Write out every line of the listing below word for word, but leave out the picture lines.

Extracted records:
━━━━━━

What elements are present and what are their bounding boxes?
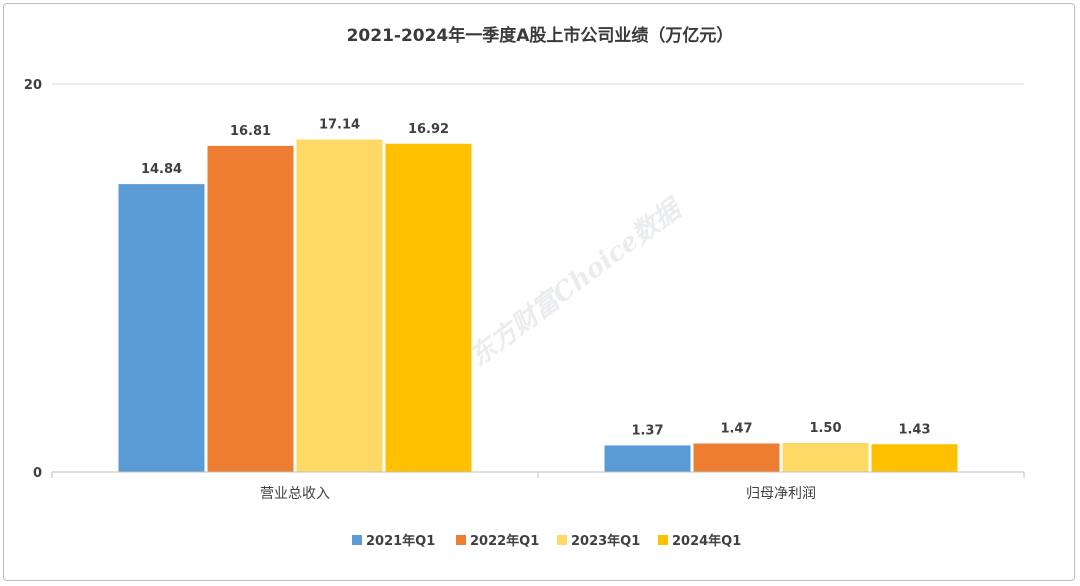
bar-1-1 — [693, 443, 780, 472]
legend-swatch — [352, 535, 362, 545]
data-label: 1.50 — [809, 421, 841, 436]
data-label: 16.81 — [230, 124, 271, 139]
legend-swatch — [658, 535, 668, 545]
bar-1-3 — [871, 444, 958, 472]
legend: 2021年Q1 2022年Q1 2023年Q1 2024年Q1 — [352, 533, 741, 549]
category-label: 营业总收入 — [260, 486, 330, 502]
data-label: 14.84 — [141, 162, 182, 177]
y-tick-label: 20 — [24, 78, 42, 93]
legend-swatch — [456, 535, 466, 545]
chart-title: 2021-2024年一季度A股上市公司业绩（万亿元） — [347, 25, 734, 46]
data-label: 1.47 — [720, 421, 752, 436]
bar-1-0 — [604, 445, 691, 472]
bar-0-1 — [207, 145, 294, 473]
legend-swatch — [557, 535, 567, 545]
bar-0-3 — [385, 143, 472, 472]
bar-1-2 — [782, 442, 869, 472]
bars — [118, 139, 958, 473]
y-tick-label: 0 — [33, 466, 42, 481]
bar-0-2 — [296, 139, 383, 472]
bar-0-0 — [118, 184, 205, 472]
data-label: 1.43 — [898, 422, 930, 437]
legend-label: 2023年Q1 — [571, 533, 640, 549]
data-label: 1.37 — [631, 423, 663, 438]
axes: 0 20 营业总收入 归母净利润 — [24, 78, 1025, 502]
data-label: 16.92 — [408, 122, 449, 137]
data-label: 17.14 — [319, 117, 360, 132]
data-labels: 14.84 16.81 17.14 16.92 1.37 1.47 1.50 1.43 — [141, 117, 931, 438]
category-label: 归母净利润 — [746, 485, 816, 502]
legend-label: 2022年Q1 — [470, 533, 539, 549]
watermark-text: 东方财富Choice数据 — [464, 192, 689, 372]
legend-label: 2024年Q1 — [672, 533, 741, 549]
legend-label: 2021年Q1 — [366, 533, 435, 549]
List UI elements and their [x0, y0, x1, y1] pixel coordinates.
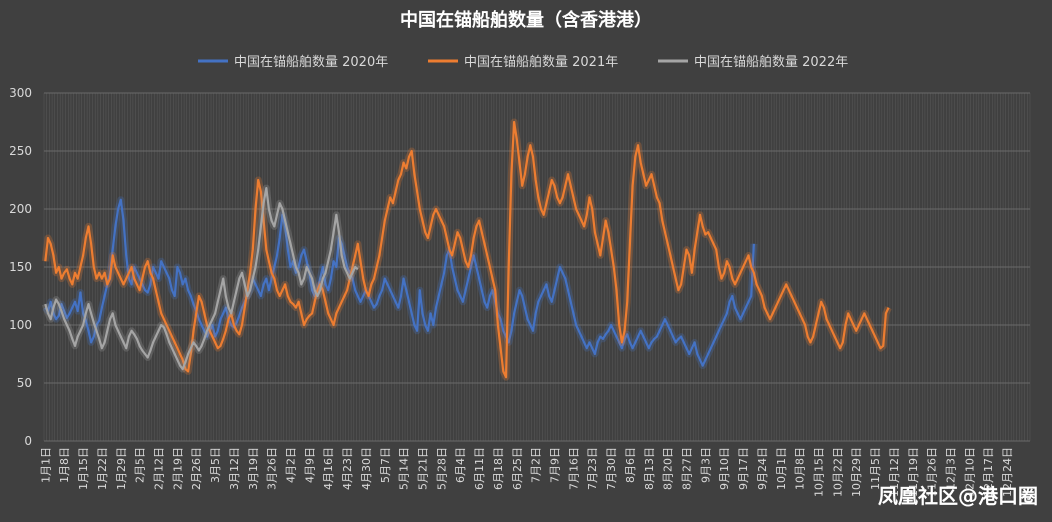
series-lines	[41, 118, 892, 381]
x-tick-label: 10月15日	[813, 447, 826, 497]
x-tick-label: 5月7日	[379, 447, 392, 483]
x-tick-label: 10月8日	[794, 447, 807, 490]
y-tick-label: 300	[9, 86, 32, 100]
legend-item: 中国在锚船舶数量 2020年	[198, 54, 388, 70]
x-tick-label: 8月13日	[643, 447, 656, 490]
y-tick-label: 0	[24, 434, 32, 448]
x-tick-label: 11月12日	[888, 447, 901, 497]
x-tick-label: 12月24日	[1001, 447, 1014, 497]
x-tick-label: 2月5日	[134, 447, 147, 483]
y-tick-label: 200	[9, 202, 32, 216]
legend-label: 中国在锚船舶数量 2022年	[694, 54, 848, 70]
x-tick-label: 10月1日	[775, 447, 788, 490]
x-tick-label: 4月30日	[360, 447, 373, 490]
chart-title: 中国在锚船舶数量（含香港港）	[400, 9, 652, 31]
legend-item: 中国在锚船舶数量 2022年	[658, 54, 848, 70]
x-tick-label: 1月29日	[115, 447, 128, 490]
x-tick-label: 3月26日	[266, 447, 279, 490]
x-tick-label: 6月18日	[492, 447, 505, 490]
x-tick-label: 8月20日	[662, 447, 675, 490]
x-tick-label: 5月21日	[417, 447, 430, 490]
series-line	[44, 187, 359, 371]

━━━━━━

**FULL RESPONSE**
What elements are present and what are their bounding boxes?
bar-1-1 — [693, 443, 780, 472]
legend-swatch — [352, 535, 362, 545]
data-label: 1.50 — [809, 421, 841, 436]
data-label: 16.81 — [230, 124, 271, 139]
legend-swatch — [658, 535, 668, 545]
bar-1-3 — [871, 444, 958, 472]
legend: 2021年Q1 2022年Q1 2023年Q1 2024年Q1 — [352, 533, 741, 549]
category-label: 营业总收入 — [260, 486, 330, 502]
data-label: 14.84 — [141, 162, 182, 177]
y-tick-label: 20 — [24, 78, 42, 93]
legend-swatch — [456, 535, 466, 545]
chart-title: 2021-2024年一季度A股上市公司业绩（万亿元） — [347, 25, 734, 46]
data-label: 1.47 — [720, 421, 752, 436]
bar-1-0 — [604, 445, 691, 472]
bar-0-1 — [207, 145, 294, 473]
legend-swatch — [557, 535, 567, 545]
bar-0-3 — [385, 143, 472, 472]
bar-1-2 — [782, 442, 869, 472]
bars — [118, 139, 958, 473]
y-tick-label: 0 — [33, 466, 42, 481]
bar-0-2 — [296, 139, 383, 472]
bar-0-0 — [118, 184, 205, 472]
data-label: 1.43 — [898, 422, 930, 437]
legend-label: 2023年Q1 — [571, 533, 640, 549]
data-label: 1.37 — [631, 423, 663, 438]
axes: 0 20 营业总收入 归母净利润 — [24, 78, 1025, 502]
data-label: 16.92 — [408, 122, 449, 137]
data-label: 17.14 — [319, 117, 360, 132]
data-labels: 14.84 16.81 17.14 16.92 1.37 1.47 1.50 1.43 — [141, 117, 931, 438]
category-label: 归母净利润 — [746, 485, 816, 502]
legend-label: 2022年Q1 — [470, 533, 539, 549]
watermark-text: 东方财富Choice数据 — [464, 192, 689, 372]
legend-label: 2024年Q1 — [672, 533, 741, 549]
legend-label: 2021年Q1 — [366, 533, 435, 549]
List UI elements and their [x0, y0, x1, y1] pixel coordinates.
series-lines	[41, 118, 892, 381]
x-tick-label: 10月15日	[813, 447, 826, 497]
x-tick-label: 5月7日	[379, 447, 392, 483]
x-tick-label: 10月8日	[794, 447, 807, 490]
y-tick-label: 300	[9, 86, 32, 100]
legend-item: 中国在锚船舶数量 2020年	[198, 54, 388, 70]
x-tick-label: 8月13日	[643, 447, 656, 490]
y-tick-label: 0	[24, 434, 32, 448]
x-tick-label: 11月12日	[888, 447, 901, 497]
x-tick-label: 12月24日	[1001, 447, 1014, 497]
x-tick-label: 2月5日	[134, 447, 147, 483]
y-tick-label: 200	[9, 202, 32, 216]
legend-label: 中国在锚船舶数量 2022年	[694, 54, 848, 70]
x-tick-label: 10月1日	[775, 447, 788, 490]
x-tick-label: 4月30日	[360, 447, 373, 490]
chart-title: 中国在锚船舶数量（含香港港）	[400, 9, 652, 31]
legend-item: 中国在锚船舶数量 2022年	[658, 54, 848, 70]
x-tick-label: 1月29日	[115, 447, 128, 490]
x-tick-label: 3月26日	[266, 447, 279, 490]
x-tick-label: 6月18日	[492, 447, 505, 490]
x-tick-label: 8月20日	[662, 447, 675, 490]
x-tick-label: 5月21日	[417, 447, 430, 490]
series-line	[44, 187, 359, 371]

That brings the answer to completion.